▸ Exercise directions: Repeat the material exactly, leaving nothing out.

▸ Available data:
[Begin]

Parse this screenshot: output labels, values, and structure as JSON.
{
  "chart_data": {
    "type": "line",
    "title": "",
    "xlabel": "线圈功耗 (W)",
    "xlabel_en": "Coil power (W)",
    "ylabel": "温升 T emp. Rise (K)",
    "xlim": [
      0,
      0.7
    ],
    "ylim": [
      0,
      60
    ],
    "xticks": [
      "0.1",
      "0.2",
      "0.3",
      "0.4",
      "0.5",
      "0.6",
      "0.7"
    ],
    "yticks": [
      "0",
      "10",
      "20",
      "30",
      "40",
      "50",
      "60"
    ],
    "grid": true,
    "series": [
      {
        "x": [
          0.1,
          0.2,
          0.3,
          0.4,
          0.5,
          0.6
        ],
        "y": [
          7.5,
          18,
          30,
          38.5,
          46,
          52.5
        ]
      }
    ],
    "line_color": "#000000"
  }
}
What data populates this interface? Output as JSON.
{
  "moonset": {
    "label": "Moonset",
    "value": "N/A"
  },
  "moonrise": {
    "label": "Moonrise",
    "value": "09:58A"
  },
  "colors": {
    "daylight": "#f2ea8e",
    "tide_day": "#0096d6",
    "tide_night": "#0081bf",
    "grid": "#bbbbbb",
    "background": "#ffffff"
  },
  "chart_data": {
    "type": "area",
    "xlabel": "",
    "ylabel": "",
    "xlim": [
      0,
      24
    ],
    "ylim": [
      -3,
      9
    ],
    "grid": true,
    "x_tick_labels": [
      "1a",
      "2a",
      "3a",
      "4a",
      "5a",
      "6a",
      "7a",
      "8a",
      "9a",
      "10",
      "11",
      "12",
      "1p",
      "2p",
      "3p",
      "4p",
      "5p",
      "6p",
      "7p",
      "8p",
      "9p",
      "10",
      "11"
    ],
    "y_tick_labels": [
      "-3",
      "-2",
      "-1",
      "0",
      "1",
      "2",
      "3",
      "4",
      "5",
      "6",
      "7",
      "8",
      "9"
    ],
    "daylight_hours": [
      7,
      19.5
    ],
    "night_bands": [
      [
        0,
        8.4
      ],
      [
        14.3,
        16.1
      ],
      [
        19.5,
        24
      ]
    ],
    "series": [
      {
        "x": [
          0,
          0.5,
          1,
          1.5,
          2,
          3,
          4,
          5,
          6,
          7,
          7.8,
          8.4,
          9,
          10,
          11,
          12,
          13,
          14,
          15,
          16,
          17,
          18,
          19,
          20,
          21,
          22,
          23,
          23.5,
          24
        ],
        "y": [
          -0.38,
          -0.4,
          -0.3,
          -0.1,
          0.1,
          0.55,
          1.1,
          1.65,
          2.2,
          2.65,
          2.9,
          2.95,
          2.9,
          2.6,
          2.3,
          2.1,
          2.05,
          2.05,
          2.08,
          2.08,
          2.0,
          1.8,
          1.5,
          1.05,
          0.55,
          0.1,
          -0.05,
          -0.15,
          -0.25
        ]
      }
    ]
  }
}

[End]

▸ Task solution:
Parse this screenshot: output labels, values, and structure as JSON.
{
  "chart_data": {
    "type": "line",
    "title": "",
    "xlabel": "线圈功耗 (W)",
    "xlabel_en": "Coil power (W)",
    "ylabel": "温升 T emp. Rise (K)",
    "xlim": [
      0,
      0.7
    ],
    "ylim": [
      0,
      60
    ],
    "xticks": [
      "0.1",
      "0.2",
      "0.3",
      "0.4",
      "0.5",
      "0.6",
      "0.7"
    ],
    "yticks": [
      "0",
      "10",
      "20",
      "30",
      "40",
      "50",
      "60"
    ],
    "grid": true,
    "series": [
      {
        "x": [
          0.1,
          0.2,
          0.3,
          0.4,
          0.5,
          0.6
        ],
        "y": [
          7.5,
          18,
          30,
          38.5,
          46,
          52.5
        ]
      }
    ],
    "line_color": "#000000"
  }
}
What data populates this interface? Output as JSON.
{
  "moonset": {
    "label": "Moonset",
    "value": "N/A"
  },
  "moonrise": {
    "label": "Moonrise",
    "value": "09:58A"
  },
  "colors": {
    "daylight": "#f2ea8e",
    "tide_day": "#0096d6",
    "tide_night": "#0081bf",
    "grid": "#bbbbbb",
    "background": "#ffffff"
  },
  "chart_data": {
    "type": "area",
    "xlabel": "",
    "ylabel": "",
    "xlim": [
      0,
      24
    ],
    "ylim": [
      -3,
      9
    ],
    "grid": true,
    "x_tick_labels": [
      "1a",
      "2a",
      "3a",
      "4a",
      "5a",
      "6a",
      "7a",
      "8a",
      "9a",
      "10",
      "11",
      "12",
      "1p",
      "2p",
      "3p",
      "4p",
      "5p",
      "6p",
      "7p",
      "8p",
      "9p",
      "10",
      "11"
    ],
    "y_tick_labels": [
      "-3",
      "-2",
      "-1",
      "0",
      "1",
      "2",
      "3",
      "4",
      "5",
      "6",
      "7",
      "8",
      "9"
    ],
    "daylight_hours": [
      7,
      19.5
    ],
    "night_bands": [
      [
        0,
        8.4
      ],
      [
        14.3,
        16.1
      ],
      [
        19.5,
        24
      ]
    ],
    "series": [
      {
        "x": [
          0,
          0.5,
          1,
          1.5,
          2,
          3,
          4,
          5,
          6,
          7,
          7.8,
          8.4,
          9,
          10,
          11,
          12,
          13,
          14,
          15,
          16,
          17,
          18,
          19,
          20,
          21,
          22,
          23,
          23.5,
          24
        ],
        "y": [
          -0.38,
          -0.4,
          -0.3,
          -0.1,
          0.1,
          0.55,
          1.1,
          1.65,
          2.2,
          2.65,
          2.9,
          2.95,
          2.9,
          2.6,
          2.3,
          2.1,
          2.05,
          2.05,
          2.08,
          2.08,
          2.0,
          1.8,
          1.5,
          1.05,
          0.55,
          0.1,
          -0.05,
          -0.15,
          -0.25
        ]
      }
    ]
  }
}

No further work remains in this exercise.